→ **OBJECTIVE**: Work out the number of lines in the records that include the word "screenshot"; reply with that number alone.
** START OF RECORDS SUPPLIED **
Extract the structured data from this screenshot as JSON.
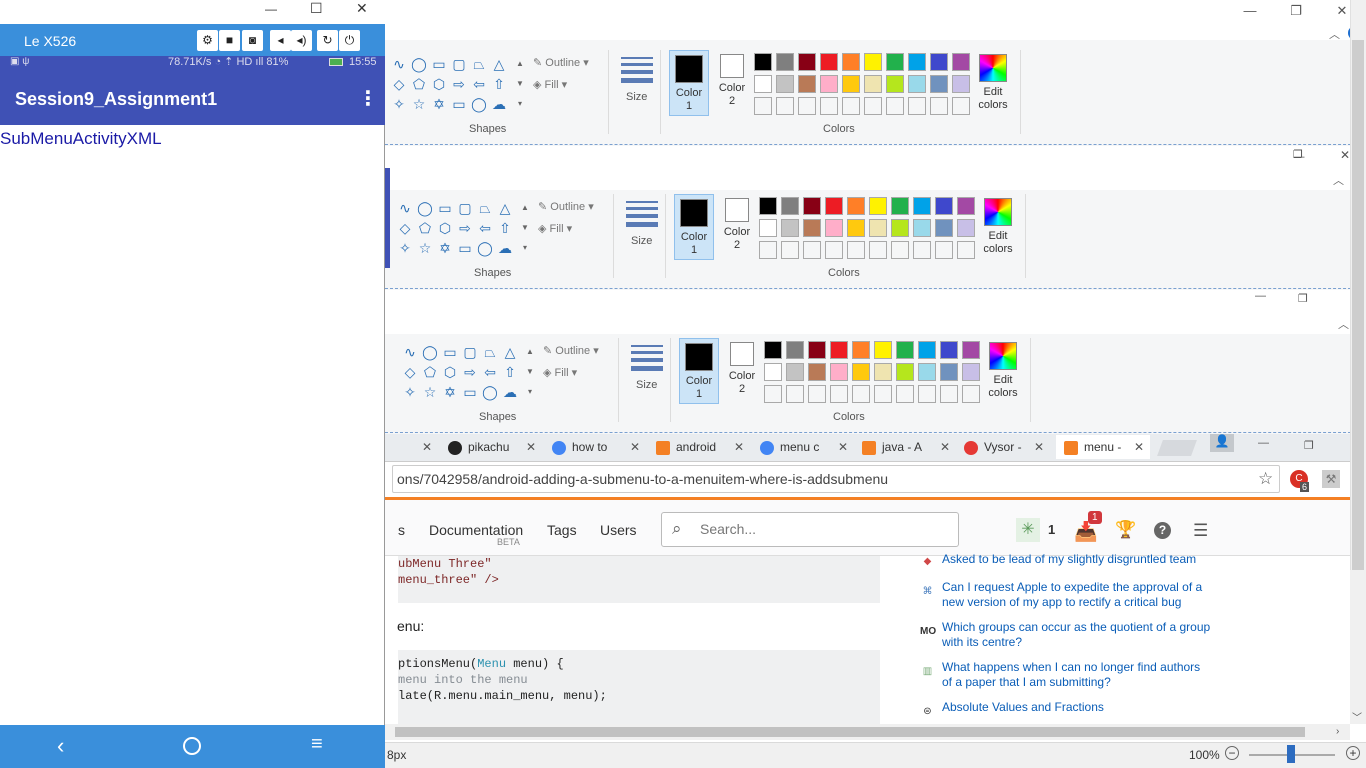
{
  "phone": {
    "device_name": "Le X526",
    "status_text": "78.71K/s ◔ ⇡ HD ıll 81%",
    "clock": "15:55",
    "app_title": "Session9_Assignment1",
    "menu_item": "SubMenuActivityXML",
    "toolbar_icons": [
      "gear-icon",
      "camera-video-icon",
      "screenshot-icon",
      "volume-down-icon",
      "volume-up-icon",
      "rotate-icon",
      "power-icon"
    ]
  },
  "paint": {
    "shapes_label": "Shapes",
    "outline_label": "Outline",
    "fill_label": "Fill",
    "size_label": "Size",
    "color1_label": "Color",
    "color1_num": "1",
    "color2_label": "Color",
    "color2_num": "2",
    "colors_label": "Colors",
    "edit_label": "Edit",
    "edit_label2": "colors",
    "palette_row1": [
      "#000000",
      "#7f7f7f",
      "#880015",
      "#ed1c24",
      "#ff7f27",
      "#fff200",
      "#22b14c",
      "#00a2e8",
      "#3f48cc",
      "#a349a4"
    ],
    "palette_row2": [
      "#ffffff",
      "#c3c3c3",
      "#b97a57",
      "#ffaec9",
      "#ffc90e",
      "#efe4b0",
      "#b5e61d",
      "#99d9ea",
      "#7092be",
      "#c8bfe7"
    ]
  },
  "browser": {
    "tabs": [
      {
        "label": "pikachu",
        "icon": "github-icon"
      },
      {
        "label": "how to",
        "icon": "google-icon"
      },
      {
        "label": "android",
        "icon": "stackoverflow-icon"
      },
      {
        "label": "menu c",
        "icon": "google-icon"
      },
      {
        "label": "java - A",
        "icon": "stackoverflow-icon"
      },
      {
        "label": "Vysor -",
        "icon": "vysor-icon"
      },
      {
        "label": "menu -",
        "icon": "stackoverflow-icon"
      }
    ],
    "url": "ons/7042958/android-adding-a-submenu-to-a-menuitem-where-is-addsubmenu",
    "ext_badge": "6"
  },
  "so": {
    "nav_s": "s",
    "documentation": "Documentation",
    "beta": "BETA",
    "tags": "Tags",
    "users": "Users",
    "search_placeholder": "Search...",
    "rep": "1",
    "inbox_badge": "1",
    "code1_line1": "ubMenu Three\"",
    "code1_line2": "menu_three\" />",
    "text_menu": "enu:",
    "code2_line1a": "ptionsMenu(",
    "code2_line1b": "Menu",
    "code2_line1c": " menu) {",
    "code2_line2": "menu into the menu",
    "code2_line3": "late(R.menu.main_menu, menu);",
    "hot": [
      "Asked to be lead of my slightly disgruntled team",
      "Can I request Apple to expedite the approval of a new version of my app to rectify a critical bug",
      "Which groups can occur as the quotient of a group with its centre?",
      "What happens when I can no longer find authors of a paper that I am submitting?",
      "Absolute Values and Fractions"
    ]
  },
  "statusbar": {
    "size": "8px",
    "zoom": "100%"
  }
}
** END OF RECORDS SUPPLIED **
** START OF RECORDS SUPPLIED **
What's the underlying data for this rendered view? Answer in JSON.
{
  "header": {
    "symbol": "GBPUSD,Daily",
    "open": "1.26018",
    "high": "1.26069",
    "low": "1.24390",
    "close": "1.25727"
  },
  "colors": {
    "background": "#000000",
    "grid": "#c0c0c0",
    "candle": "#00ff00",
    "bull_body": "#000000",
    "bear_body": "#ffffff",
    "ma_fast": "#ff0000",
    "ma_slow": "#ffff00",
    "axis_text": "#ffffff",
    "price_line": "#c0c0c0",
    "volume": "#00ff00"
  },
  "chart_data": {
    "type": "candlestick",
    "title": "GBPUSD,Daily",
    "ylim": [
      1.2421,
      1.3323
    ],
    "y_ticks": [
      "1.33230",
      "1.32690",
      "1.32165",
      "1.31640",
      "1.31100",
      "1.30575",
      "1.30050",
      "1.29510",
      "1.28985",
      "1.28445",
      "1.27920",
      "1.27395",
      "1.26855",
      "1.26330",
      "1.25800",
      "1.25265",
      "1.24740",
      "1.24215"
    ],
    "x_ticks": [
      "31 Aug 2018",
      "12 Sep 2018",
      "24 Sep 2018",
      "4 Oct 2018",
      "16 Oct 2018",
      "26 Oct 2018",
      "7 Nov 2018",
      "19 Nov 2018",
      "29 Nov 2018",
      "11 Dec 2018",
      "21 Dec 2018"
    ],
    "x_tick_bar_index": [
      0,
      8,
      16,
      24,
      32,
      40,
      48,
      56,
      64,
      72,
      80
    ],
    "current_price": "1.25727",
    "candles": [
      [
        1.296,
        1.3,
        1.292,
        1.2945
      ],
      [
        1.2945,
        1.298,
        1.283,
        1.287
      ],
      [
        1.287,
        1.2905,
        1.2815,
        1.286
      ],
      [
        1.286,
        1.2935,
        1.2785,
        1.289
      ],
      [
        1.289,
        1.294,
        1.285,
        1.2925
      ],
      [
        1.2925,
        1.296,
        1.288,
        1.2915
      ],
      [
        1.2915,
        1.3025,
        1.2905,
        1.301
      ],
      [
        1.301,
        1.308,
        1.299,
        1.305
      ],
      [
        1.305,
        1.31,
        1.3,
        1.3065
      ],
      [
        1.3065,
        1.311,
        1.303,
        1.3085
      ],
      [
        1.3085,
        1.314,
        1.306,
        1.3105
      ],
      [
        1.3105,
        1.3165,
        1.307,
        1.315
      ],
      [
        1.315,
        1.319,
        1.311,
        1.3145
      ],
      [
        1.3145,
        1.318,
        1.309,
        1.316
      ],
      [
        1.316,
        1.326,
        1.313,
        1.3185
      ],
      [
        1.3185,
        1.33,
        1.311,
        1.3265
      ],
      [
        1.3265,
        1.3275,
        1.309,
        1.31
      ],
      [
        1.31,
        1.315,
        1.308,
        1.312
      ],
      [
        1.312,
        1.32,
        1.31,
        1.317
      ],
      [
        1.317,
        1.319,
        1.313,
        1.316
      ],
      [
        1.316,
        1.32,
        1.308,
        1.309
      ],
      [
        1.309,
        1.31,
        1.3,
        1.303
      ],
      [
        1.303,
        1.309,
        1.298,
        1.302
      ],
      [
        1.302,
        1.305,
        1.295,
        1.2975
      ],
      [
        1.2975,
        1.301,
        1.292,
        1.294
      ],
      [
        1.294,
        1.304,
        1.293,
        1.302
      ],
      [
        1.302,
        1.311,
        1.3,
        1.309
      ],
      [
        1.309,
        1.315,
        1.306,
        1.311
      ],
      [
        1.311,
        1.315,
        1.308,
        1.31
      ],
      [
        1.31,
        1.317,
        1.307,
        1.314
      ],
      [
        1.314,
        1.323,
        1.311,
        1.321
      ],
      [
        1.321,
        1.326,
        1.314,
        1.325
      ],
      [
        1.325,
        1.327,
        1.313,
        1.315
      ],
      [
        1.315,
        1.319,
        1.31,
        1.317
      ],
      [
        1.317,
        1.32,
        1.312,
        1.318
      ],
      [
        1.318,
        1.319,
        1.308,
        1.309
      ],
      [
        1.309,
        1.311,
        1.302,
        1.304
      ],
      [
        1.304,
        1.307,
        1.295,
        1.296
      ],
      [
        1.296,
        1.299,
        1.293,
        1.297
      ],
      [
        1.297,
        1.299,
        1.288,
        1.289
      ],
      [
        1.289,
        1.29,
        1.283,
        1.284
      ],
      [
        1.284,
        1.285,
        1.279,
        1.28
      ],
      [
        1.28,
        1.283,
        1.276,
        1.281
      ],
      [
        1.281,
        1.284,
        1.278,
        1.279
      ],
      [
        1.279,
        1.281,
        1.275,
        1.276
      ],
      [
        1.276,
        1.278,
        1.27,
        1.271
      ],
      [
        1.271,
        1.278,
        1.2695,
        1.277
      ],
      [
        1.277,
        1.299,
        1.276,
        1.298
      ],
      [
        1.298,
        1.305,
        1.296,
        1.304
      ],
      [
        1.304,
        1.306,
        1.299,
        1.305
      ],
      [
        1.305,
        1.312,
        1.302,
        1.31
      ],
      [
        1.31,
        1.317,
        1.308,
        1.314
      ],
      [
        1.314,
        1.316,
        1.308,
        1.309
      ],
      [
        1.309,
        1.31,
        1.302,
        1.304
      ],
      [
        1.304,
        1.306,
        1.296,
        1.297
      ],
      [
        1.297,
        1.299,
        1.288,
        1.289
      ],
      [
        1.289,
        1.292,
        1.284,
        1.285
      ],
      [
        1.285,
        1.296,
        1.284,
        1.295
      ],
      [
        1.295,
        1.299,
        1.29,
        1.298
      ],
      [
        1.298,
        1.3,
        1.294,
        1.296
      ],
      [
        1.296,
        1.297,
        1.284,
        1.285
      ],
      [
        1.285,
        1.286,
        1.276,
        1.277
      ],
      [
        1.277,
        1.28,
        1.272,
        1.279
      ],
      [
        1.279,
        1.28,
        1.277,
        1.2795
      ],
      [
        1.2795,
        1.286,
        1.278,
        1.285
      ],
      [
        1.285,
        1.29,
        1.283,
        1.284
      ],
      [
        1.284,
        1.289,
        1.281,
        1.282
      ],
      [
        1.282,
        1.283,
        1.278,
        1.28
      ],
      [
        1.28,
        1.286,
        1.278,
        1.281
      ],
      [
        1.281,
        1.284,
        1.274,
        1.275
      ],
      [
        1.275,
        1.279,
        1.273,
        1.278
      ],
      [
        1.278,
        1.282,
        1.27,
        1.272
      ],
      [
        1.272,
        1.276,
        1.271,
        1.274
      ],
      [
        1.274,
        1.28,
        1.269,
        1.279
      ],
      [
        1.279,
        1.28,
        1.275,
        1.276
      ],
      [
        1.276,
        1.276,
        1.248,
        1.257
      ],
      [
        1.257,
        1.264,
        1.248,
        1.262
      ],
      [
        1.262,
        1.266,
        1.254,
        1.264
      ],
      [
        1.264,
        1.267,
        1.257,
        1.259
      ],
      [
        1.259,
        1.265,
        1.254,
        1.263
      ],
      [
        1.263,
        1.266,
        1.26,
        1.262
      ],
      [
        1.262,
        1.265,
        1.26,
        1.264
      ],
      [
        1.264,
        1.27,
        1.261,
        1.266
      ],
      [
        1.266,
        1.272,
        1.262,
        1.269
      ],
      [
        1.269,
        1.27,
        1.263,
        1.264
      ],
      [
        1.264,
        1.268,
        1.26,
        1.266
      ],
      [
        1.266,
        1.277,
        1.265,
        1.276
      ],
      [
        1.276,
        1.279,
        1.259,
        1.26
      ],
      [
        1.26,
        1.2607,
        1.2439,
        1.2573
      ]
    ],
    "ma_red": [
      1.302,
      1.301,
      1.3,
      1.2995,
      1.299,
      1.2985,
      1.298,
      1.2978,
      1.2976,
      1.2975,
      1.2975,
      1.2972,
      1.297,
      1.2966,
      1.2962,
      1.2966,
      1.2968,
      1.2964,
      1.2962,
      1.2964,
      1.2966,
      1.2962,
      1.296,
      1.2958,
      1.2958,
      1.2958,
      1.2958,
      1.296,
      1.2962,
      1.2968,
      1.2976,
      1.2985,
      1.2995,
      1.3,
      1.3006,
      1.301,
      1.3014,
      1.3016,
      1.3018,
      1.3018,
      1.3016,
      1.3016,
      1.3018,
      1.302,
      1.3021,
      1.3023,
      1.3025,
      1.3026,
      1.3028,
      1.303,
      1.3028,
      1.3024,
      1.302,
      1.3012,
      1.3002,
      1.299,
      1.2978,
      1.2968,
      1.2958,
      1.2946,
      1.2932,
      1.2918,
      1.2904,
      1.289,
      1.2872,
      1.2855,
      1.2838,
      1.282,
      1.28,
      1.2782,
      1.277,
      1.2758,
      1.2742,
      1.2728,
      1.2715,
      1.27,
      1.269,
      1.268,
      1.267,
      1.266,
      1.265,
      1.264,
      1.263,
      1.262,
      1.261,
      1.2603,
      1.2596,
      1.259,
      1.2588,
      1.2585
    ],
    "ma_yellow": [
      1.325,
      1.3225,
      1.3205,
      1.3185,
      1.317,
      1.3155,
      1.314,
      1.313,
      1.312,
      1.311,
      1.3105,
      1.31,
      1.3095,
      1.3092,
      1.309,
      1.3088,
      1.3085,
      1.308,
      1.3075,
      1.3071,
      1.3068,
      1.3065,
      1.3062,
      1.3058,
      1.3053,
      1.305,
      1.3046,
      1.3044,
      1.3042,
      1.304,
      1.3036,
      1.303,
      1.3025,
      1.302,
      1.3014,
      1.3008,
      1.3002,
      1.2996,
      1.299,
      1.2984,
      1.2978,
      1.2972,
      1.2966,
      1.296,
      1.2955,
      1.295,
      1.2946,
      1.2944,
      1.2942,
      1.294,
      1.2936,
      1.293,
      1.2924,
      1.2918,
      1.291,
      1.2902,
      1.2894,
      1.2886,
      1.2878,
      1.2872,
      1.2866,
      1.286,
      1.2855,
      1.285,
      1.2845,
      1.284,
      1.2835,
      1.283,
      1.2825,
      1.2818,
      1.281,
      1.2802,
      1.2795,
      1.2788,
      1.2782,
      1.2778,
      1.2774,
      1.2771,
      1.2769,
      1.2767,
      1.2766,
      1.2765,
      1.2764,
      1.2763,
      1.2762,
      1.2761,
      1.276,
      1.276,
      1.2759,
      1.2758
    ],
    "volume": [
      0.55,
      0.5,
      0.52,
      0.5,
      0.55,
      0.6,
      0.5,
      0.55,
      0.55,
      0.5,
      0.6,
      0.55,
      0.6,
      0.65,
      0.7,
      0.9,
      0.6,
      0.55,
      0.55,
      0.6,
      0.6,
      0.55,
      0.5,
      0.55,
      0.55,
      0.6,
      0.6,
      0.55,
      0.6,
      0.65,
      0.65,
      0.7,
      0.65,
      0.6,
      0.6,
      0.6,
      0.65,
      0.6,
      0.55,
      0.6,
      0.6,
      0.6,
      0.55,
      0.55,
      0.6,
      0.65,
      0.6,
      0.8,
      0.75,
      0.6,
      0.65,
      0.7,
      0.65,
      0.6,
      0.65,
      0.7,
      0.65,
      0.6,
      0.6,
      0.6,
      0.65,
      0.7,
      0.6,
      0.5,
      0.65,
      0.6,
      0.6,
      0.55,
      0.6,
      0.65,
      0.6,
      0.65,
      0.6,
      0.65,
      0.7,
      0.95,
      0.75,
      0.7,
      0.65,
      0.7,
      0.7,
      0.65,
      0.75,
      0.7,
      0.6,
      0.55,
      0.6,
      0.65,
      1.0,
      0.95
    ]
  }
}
** END OF RECORDS SUPPLIED **
→ **EXERCISE SOLUTION**: 2